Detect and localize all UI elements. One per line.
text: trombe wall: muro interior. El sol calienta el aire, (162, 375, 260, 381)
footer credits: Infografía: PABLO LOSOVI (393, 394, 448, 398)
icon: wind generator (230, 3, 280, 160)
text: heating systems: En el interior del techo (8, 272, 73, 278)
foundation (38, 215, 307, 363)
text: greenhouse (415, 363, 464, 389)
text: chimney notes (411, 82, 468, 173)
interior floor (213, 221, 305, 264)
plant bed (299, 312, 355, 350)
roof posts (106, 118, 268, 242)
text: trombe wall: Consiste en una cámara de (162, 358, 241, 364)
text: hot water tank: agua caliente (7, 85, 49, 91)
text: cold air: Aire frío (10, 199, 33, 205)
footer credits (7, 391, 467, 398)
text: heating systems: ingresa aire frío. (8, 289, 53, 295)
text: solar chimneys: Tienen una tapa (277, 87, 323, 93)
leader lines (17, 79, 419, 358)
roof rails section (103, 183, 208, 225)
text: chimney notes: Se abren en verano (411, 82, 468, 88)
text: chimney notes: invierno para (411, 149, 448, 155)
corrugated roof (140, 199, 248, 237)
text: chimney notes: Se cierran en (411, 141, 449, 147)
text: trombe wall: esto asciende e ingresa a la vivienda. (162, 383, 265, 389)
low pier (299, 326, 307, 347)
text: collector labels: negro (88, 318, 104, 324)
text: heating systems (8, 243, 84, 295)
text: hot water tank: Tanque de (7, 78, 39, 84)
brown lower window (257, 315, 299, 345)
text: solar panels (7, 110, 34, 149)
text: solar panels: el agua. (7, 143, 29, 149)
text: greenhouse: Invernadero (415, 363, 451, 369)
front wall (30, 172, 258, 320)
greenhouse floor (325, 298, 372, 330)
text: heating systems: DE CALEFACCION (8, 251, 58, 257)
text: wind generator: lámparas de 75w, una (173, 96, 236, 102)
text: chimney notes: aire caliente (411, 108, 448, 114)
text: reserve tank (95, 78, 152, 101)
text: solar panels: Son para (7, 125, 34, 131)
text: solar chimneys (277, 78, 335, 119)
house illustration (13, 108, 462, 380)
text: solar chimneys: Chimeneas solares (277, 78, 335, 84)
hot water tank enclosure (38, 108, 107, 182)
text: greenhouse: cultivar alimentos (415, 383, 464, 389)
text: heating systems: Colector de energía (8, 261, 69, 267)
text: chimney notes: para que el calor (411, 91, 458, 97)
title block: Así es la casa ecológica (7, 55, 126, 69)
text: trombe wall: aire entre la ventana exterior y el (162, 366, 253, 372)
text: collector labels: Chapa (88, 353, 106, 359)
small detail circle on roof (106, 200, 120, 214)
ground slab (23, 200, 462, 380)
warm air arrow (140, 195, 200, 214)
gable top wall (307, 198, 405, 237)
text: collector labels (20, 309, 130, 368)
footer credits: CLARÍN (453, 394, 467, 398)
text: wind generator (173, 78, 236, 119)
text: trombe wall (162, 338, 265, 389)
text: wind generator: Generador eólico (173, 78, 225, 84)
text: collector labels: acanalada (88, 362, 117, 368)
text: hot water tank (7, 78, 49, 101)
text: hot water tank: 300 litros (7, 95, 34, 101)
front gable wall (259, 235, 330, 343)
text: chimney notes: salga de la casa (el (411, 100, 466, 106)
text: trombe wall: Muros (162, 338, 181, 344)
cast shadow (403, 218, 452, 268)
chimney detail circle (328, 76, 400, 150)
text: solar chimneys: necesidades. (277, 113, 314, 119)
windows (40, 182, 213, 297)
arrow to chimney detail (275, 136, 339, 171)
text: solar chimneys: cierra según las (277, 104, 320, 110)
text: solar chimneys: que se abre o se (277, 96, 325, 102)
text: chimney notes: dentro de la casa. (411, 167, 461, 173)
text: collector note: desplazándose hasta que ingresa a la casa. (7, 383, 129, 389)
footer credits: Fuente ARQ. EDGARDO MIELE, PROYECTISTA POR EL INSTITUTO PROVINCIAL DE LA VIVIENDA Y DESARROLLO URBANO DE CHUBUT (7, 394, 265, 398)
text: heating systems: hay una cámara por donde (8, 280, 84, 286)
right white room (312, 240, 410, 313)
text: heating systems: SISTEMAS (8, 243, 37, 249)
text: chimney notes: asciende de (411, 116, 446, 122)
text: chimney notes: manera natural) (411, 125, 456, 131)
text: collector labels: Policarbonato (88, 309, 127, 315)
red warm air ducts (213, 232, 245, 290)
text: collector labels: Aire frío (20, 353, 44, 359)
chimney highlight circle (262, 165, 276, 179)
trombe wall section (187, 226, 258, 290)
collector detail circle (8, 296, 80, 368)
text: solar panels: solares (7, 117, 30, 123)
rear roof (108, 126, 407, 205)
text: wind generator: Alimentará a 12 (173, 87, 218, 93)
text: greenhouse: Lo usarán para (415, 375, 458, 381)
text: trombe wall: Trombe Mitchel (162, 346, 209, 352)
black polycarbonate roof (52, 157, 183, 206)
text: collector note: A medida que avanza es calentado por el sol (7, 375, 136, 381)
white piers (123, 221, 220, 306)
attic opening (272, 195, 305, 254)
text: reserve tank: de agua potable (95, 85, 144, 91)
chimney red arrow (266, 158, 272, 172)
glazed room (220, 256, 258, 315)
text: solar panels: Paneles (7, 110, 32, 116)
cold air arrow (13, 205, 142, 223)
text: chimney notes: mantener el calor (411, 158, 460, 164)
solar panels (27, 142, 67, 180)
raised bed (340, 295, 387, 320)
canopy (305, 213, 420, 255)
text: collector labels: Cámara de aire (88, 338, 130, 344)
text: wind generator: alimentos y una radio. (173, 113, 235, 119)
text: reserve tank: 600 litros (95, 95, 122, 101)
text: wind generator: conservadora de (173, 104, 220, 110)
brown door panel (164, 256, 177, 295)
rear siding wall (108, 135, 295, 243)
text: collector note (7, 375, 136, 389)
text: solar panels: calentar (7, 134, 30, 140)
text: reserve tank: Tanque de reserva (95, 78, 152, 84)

---------------

— Directions for this task —
Reproduce every row above, swapping "chimney notes" for "chimney labels" and leaving all else untouched.

— Solution for this problem —
Detect and localize all UI elements. One per line.
text: trombe wall: muro interior. El sol calienta el aire, (162, 375, 260, 381)
footer credits: Infografía: PABLO LOSOVI (393, 394, 448, 398)
icon: wind generator (230, 3, 280, 160)
text: heating systems: En el interior del techo (8, 272, 73, 278)
foundation (38, 215, 307, 363)
text: greenhouse (415, 363, 464, 389)
text: chimney labels (411, 82, 468, 173)
interior floor (213, 221, 305, 264)
plant bed (299, 312, 355, 350)
roof posts (106, 118, 268, 242)
text: trombe wall: Consiste en una cámara de (162, 358, 241, 364)
text: hot water tank: agua caliente (7, 85, 49, 91)
text: cold air: Aire frío (10, 199, 33, 205)
footer credits (7, 391, 467, 398)
text: heating systems: ingresa aire frío. (8, 289, 53, 295)
text: solar chimneys: Tienen una tapa (277, 87, 323, 93)
leader lines (17, 79, 419, 358)
roof rails section (103, 183, 208, 225)
text: chimney labels: Se abren en verano (411, 82, 468, 88)
text: chimney labels: invierno para (411, 149, 448, 155)
corrugated roof (140, 199, 248, 237)
text: chimney labels: Se cierran en (411, 141, 449, 147)
text: trombe wall: esto asciende e ingresa a la vivienda. (162, 383, 265, 389)
low pier (299, 326, 307, 347)
text: collector labels: negro (88, 318, 104, 324)
text: heating systems (8, 243, 84, 295)
text: hot water tank: Tanque de (7, 78, 39, 84)
brown lower window (257, 315, 299, 345)
text: solar panels (7, 110, 34, 149)
text: solar panels: el agua. (7, 143, 29, 149)
text: greenhouse: Invernadero (415, 363, 451, 369)
front wall (30, 172, 258, 320)
greenhouse floor (325, 298, 372, 330)
text: heating systems: DE CALEFACCION (8, 251, 58, 257)
text: wind generator: lámparas de 75w, una (173, 96, 236, 102)
text: chimney labels: aire caliente (411, 108, 448, 114)
text: reserve tank (95, 78, 152, 101)
text: solar panels: Son para (7, 125, 34, 131)
text: solar chimneys (277, 78, 335, 119)
house illustration (13, 108, 462, 380)
text: solar chimneys: Chimeneas solares (277, 78, 335, 84)
hot water tank enclosure (38, 108, 107, 182)
text: greenhouse: cultivar alimentos (415, 383, 464, 389)
text: heating systems: Colector de energía (8, 261, 69, 267)
text: chimney labels: para que el calor (411, 91, 458, 97)
title block: Así es la casa ecológica (7, 55, 126, 69)
text: trombe wall: aire entre la ventana exterior y el (162, 366, 253, 372)
text: collector labels: Chapa (88, 353, 106, 359)
small detail circle on roof (106, 200, 120, 214)
ground slab (23, 200, 462, 380)
warm air arrow (140, 195, 200, 214)
gable top wall (307, 198, 405, 237)
text: collector labels (20, 309, 130, 368)
footer credits: CLARÍN (453, 394, 467, 398)
text: wind generator (173, 78, 236, 119)
text: trombe wall (162, 338, 265, 389)
text: wind generator: Generador eólico (173, 78, 225, 84)
text: collector labels: acanalada (88, 362, 117, 368)
text: hot water tank (7, 78, 49, 101)
text: hot water tank: 300 litros (7, 95, 34, 101)
front gable wall (259, 235, 330, 343)
text: chimney labels: salga de la casa (el (411, 100, 466, 106)
text: trombe wall: Muros (162, 338, 181, 344)
cast shadow (403, 218, 452, 268)
chimney detail circle (328, 76, 400, 150)
text: solar chimneys: necesidades. (277, 113, 314, 119)
windows (40, 182, 213, 297)
arrow to chimney detail (275, 136, 339, 171)
text: solar chimneys: cierra según las (277, 104, 320, 110)
text: solar chimneys: que se abre o se (277, 96, 325, 102)
text: chimney labels: dentro de la casa. (411, 167, 461, 173)
text: collector note: desplazándose hasta que ingresa a la casa. (7, 383, 129, 389)
footer credits: Fuente ARQ. EDGARDO MIELE, PROYECTISTA POR EL INSTITUTO PROVINCIAL DE LA VIVIENDA Y DESARROLLO URBANO DE CHUBUT (7, 394, 265, 398)
text: heating systems: hay una cámara por donde (8, 280, 84, 286)
right white room (312, 240, 410, 313)
text: heating systems: SISTEMAS (8, 243, 37, 249)
text: chimney labels: asciende de (411, 116, 446, 122)
text: chimney labels: manera natural) (411, 125, 456, 131)
text: collector labels: Policarbonato (88, 309, 127, 315)
red warm air ducts (213, 232, 245, 290)
text: collector labels: Aire frío (20, 353, 44, 359)
chimney highlight circle (262, 165, 276, 179)
trombe wall section (187, 226, 258, 290)
collector detail circle (8, 296, 80, 368)
text: solar panels: solares (7, 117, 30, 123)
rear roof (108, 126, 407, 205)
text: wind generator: Alimentará a 12 (173, 87, 218, 93)
text: greenhouse: Lo usarán para (415, 375, 458, 381)
text: trombe wall: Trombe Mitchel (162, 346, 209, 352)
black polycarbonate roof (52, 157, 183, 206)
text: collector note: A medida que avanza es calentado por el sol (7, 375, 136, 381)
white piers (123, 221, 220, 306)
attic opening (272, 195, 305, 254)
text: reserve tank: de agua potable (95, 85, 144, 91)
chimney red arrow (266, 158, 272, 172)
glazed room (220, 256, 258, 315)
text: solar panels: Paneles (7, 110, 32, 116)
cold air arrow (13, 205, 142, 223)
text: chimney labels: mantener el calor (411, 158, 460, 164)
solar panels (27, 142, 67, 180)
raised bed (340, 295, 387, 320)
canopy (305, 213, 420, 255)
text: collector labels: Cámara de aire (88, 338, 130, 344)
text: wind generator: alimentos y una radio. (173, 113, 235, 119)
text: reserve tank: 600 litros (95, 95, 122, 101)
text: wind generator: conservadora de (173, 104, 220, 110)
brown door panel (164, 256, 177, 295)
rear siding wall (108, 135, 295, 243)
text: collector note (7, 375, 136, 389)
text: solar panels: calentar (7, 134, 30, 140)
text: reserve tank: Tanque de reserva (95, 78, 152, 84)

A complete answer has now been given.